• _Problem requirements_:
Exclude the pictures and return every line exactly as written.

• _Information shown_:
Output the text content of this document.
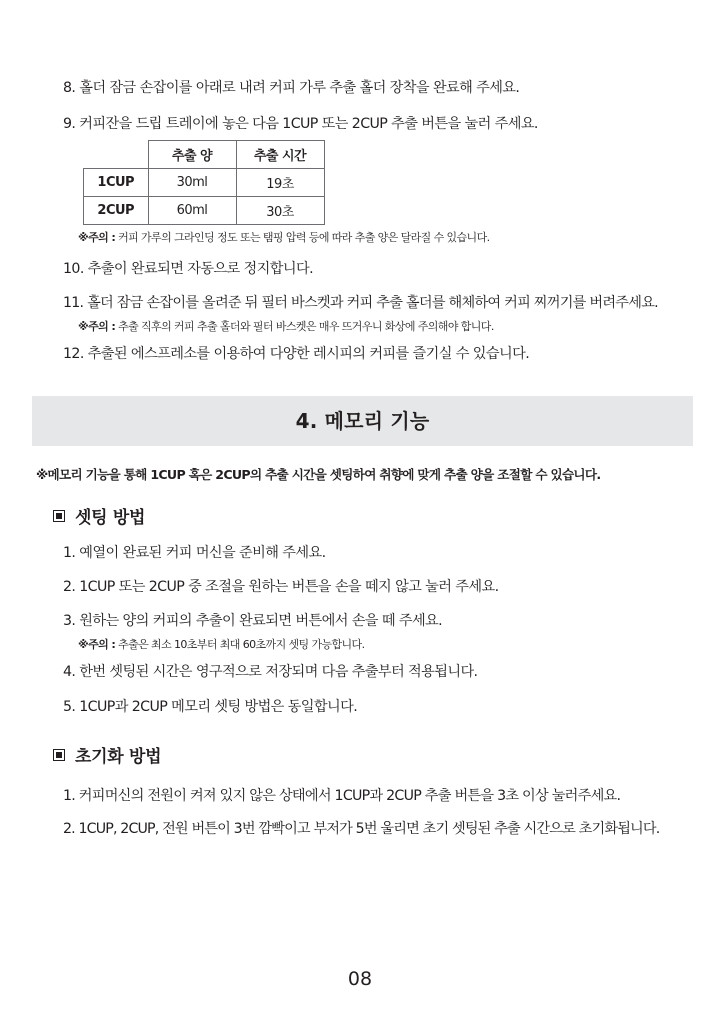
8. 홀더 잠금 손잡이를 아래로 내려 커피 가루 추출 홀더 장착을 완료해 주세요.
9. 커피잔을 드립 트레이에 놓은 다음 1CUP 또는 2CUP 추출 버튼을 눌러 주세요.
	추출 양	추출 시간
1CUP	30ml	19초
2CUP	60ml	30초
※주의 : 커피 가루의 그라인딩 정도 또는 탬핑 압력 등에 따라 추출 양은 달라질 수 있습니다.
10. 추출이 완료되면 자동으로 정지합니다.
11. 홀더 잠금 손잡이를 올려준 뒤 필터 바스켓과 커피 추출 홀더를 해체하여 커피 찌꺼기를 버려주세요.
※주의 : 추출 직후의 커피 추출 홀더와 필터 바스켓은 매우 뜨거우니 화상에 주의해야 합니다.
12. 추출된 에스프레소를 이용하여 다양한 레시피의 커피를 즐기실 수 있습니다.
4. 메모리 기능
※메모리 기능을 통해 1CUP 혹은 2CUP의 추출 시간을 셋팅하여 취향에 맞게 추출 양을 조절할 수 있습니다.
셋팅 방법
1. 예열이 완료된 커피 머신을 준비해 주세요.
2. 1CUP 또는 2CUP 중 조절을 원하는 버튼을 손을 떼지 않고 눌러 주세요.
3. 원하는 양의 커피의 추출이 완료되면 버튼에서 손을 떼 주세요.
※주의 : 추출은 최소 10초부터 최대 60초까지 셋팅 가능합니다.
4. 한번 셋팅된 시간은 영구적으로 저장되며 다음 추출부터 적용됩니다.
5. 1CUP과 2CUP 메모리 셋팅 방법은 동일합니다.
초기화 방법
1. 커피머신의 전원이 켜져 있지 않은 상태에서 1CUP과 2CUP 추출 버튼을 3초 이상 눌러주세요.
2. 1CUP, 2CUP, 전원 버튼이 3번 깜빡이고 부저가 5번 울리면 초기 셋팅된 추출 시간으로 초기화됩니다.
08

• _Expected answer_:
Output the text content of this document.
8. 홀더 잠금 손잡이를 아래로 내려 커피 가루 추출 홀더 장착을 완료해 주세요.
9. 커피잔을 드립 트레이에 놓은 다음 1CUP 또는 2CUP 추출 버튼을 눌러 주세요.
	추출 양	추출 시간
1CUP	30ml	19초
2CUP	60ml	30초
※주의 : 커피 가루의 그라인딩 정도 또는 탬핑 압력 등에 따라 추출 양은 달라질 수 있습니다.
10. 추출이 완료되면 자동으로 정지합니다.
11. 홀더 잠금 손잡이를 올려준 뒤 필터 바스켓과 커피 추출 홀더를 해체하여 커피 찌꺼기를 버려주세요.
※주의 : 추출 직후의 커피 추출 홀더와 필터 바스켓은 매우 뜨거우니 화상에 주의해야 합니다.
12. 추출된 에스프레소를 이용하여 다양한 레시피의 커피를 즐기실 수 있습니다.
4. 메모리 기능
※메모리 기능을 통해 1CUP 혹은 2CUP의 추출 시간을 셋팅하여 취향에 맞게 추출 양을 조절할 수 있습니다.
셋팅 방법
1. 예열이 완료된 커피 머신을 준비해 주세요.
2. 1CUP 또는 2CUP 중 조절을 원하는 버튼을 손을 떼지 않고 눌러 주세요.
3. 원하는 양의 커피의 추출이 완료되면 버튼에서 손을 떼 주세요.
※주의 : 추출은 최소 10초부터 최대 60초까지 셋팅 가능합니다.
4. 한번 셋팅된 시간은 영구적으로 저장되며 다음 추출부터 적용됩니다.
5. 1CUP과 2CUP 메모리 셋팅 방법은 동일합니다.
초기화 방법
1. 커피머신의 전원이 켜져 있지 않은 상태에서 1CUP과 2CUP 추출 버튼을 3초 이상 눌러주세요.
2. 1CUP, 2CUP, 전원 버튼이 3번 깜빡이고 부저가 5번 울리면 초기 셋팅된 추출 시간으로 초기화됩니다.
08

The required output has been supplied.